▶ _Exercise task_
Find the word "ページ設定" in the listing; pull out each line holding it.

▶ _Given data_
+ + +

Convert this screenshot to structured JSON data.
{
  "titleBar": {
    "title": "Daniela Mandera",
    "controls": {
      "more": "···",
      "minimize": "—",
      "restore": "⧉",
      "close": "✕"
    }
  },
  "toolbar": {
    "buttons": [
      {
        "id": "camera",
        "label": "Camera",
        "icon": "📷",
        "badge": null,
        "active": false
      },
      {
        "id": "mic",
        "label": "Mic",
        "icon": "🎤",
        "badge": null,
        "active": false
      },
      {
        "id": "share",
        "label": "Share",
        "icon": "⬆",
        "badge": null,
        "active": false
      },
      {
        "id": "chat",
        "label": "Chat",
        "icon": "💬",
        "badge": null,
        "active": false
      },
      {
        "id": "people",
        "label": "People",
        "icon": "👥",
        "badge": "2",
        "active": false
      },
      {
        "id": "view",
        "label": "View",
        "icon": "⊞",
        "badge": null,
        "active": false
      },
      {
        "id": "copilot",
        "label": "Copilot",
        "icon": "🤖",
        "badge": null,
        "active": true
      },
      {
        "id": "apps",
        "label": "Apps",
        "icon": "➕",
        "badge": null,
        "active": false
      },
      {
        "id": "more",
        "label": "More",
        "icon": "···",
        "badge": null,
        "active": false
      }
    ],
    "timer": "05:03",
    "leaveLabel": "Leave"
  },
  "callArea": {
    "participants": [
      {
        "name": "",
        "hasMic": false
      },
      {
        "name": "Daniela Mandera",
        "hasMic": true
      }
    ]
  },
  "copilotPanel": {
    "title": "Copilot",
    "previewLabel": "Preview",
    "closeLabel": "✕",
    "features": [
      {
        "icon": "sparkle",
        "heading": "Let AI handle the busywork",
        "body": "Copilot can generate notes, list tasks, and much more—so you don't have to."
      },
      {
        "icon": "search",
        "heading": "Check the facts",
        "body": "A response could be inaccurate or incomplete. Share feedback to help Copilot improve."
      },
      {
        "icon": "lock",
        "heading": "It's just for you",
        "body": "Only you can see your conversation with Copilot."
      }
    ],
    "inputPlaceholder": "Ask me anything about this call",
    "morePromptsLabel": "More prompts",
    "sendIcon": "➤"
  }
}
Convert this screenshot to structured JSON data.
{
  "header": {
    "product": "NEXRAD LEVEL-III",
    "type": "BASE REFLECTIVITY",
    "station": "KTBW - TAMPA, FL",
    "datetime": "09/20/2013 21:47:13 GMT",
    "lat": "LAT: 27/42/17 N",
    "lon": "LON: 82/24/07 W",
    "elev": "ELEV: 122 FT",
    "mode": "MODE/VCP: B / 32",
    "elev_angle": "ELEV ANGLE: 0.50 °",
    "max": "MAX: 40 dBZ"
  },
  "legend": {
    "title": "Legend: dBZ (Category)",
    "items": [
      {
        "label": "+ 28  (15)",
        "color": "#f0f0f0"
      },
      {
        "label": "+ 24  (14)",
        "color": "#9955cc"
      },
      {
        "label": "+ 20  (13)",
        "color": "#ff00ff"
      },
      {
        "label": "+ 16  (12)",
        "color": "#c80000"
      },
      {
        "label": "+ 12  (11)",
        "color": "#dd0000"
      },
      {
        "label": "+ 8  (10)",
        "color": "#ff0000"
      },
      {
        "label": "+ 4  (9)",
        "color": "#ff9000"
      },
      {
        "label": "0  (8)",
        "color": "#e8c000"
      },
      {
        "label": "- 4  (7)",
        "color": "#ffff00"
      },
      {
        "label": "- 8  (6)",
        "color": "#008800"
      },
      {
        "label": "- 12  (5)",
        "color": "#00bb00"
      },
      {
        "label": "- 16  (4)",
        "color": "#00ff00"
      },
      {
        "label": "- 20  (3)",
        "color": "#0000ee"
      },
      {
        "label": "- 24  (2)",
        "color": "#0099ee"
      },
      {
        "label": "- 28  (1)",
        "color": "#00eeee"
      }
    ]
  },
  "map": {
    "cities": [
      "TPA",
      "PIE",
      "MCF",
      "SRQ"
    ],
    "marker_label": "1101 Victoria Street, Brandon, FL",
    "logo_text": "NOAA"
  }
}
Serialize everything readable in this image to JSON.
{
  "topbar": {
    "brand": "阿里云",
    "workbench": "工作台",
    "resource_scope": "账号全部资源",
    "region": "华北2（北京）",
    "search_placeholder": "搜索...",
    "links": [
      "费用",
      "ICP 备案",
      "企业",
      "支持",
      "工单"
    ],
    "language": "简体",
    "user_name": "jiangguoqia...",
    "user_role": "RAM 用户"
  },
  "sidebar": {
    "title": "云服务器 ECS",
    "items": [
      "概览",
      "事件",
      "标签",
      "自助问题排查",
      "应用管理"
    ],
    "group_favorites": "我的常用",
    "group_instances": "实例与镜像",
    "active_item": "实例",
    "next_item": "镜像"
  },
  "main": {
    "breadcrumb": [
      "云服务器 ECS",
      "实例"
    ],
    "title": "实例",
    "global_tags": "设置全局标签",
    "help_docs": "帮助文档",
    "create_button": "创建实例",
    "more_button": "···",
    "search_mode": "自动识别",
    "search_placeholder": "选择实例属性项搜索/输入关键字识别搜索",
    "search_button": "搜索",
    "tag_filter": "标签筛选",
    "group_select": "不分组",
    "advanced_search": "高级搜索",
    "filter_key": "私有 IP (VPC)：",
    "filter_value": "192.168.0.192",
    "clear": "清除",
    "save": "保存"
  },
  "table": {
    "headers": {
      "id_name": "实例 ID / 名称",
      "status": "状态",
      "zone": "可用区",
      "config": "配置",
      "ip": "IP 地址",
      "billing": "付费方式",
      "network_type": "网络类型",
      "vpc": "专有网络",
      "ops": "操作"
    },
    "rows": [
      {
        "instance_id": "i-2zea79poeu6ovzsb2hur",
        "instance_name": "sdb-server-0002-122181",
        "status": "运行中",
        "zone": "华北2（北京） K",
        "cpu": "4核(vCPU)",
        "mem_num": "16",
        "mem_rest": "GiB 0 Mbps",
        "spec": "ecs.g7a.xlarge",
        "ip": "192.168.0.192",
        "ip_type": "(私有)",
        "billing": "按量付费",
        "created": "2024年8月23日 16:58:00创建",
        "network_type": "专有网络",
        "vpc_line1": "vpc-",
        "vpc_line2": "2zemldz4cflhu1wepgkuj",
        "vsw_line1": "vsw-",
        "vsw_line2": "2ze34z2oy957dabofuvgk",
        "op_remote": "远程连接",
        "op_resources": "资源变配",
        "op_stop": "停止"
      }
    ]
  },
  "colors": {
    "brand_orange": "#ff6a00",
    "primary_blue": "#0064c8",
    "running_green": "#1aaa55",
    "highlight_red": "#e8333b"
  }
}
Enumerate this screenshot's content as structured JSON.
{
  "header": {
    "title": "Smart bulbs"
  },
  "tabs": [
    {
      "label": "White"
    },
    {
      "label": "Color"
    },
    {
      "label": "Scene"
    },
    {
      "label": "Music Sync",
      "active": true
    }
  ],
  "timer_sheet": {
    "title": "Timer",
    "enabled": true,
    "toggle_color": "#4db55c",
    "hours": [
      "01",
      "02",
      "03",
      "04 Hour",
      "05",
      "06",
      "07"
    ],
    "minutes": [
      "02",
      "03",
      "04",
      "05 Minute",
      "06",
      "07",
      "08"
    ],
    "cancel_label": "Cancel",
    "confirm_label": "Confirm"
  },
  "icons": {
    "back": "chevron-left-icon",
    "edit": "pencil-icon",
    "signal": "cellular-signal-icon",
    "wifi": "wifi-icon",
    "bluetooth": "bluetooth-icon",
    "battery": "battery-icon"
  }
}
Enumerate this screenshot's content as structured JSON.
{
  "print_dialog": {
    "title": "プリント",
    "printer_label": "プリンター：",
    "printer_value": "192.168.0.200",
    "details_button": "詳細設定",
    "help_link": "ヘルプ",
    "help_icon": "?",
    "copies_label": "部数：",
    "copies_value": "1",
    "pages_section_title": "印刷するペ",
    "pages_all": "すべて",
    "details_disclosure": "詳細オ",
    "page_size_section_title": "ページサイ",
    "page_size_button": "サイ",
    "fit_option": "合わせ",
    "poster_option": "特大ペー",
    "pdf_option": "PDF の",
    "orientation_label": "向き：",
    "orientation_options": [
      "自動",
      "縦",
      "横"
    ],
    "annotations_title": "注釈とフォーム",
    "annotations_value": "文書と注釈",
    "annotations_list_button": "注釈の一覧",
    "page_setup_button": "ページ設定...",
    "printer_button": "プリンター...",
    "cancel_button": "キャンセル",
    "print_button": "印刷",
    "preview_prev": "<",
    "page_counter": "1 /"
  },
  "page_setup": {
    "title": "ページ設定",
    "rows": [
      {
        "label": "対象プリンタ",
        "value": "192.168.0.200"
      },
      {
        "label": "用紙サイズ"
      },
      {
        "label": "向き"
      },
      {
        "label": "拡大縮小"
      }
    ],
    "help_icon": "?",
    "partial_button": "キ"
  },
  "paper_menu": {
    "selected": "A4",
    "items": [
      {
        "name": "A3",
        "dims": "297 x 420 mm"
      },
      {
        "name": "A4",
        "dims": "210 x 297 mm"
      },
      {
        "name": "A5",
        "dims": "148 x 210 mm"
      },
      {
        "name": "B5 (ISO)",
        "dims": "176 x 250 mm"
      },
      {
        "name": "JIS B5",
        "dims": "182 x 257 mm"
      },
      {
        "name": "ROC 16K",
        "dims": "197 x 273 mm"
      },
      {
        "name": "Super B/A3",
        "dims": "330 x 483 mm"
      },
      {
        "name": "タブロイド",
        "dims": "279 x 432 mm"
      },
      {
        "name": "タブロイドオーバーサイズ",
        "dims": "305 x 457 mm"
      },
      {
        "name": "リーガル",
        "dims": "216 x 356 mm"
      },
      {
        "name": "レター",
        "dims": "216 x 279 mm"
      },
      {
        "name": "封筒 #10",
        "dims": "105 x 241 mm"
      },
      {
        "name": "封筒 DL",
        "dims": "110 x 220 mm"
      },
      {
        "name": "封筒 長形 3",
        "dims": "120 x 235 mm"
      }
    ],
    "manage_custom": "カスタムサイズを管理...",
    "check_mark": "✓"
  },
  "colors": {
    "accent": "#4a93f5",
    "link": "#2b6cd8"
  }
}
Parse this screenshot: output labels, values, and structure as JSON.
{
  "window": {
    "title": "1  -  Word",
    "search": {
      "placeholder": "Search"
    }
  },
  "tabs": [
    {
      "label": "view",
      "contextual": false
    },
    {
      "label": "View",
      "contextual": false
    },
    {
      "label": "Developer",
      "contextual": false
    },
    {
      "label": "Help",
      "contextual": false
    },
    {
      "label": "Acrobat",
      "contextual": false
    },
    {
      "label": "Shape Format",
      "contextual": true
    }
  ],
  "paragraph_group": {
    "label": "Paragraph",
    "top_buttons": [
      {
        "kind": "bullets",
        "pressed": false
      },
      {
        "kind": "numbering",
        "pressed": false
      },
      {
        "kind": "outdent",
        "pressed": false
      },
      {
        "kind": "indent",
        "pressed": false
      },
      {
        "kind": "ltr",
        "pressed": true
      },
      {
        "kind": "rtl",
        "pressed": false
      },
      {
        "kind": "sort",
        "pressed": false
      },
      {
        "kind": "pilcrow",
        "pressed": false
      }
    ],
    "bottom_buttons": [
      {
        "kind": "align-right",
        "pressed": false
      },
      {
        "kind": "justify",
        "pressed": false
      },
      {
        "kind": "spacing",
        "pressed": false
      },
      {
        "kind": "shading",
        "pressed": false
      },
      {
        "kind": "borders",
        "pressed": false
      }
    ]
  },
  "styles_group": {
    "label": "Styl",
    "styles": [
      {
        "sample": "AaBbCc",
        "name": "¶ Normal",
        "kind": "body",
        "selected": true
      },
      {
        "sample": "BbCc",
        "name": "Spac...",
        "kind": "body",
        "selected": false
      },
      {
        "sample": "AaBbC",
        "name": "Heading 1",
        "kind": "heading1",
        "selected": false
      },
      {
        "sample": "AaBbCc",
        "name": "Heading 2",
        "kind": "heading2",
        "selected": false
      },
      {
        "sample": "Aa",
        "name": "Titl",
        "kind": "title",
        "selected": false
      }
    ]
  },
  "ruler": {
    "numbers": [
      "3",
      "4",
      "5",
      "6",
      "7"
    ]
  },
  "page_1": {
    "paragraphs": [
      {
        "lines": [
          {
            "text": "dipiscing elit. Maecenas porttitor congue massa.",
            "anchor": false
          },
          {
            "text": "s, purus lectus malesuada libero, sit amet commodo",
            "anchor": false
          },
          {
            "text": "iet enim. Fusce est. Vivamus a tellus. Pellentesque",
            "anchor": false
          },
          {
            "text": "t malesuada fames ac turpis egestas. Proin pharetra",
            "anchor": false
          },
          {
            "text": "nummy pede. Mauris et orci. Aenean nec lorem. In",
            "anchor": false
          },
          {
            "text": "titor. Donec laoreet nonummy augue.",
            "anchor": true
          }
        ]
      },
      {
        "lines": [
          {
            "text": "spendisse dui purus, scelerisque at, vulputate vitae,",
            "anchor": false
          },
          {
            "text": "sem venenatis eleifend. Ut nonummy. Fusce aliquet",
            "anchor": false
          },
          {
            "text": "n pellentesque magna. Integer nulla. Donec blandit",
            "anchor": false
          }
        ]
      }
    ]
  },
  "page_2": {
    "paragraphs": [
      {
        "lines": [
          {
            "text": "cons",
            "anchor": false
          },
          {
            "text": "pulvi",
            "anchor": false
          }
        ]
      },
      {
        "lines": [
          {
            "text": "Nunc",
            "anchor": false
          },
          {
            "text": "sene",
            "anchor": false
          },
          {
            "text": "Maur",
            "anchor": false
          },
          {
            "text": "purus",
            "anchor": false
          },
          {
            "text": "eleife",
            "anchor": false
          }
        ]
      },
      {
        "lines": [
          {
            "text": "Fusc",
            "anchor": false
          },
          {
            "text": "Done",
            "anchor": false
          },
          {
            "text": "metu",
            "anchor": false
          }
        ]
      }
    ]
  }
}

+ + +

▶ _Finished task_
    "page_setup_button": "ページ設定...",
    "title": "ページ設定",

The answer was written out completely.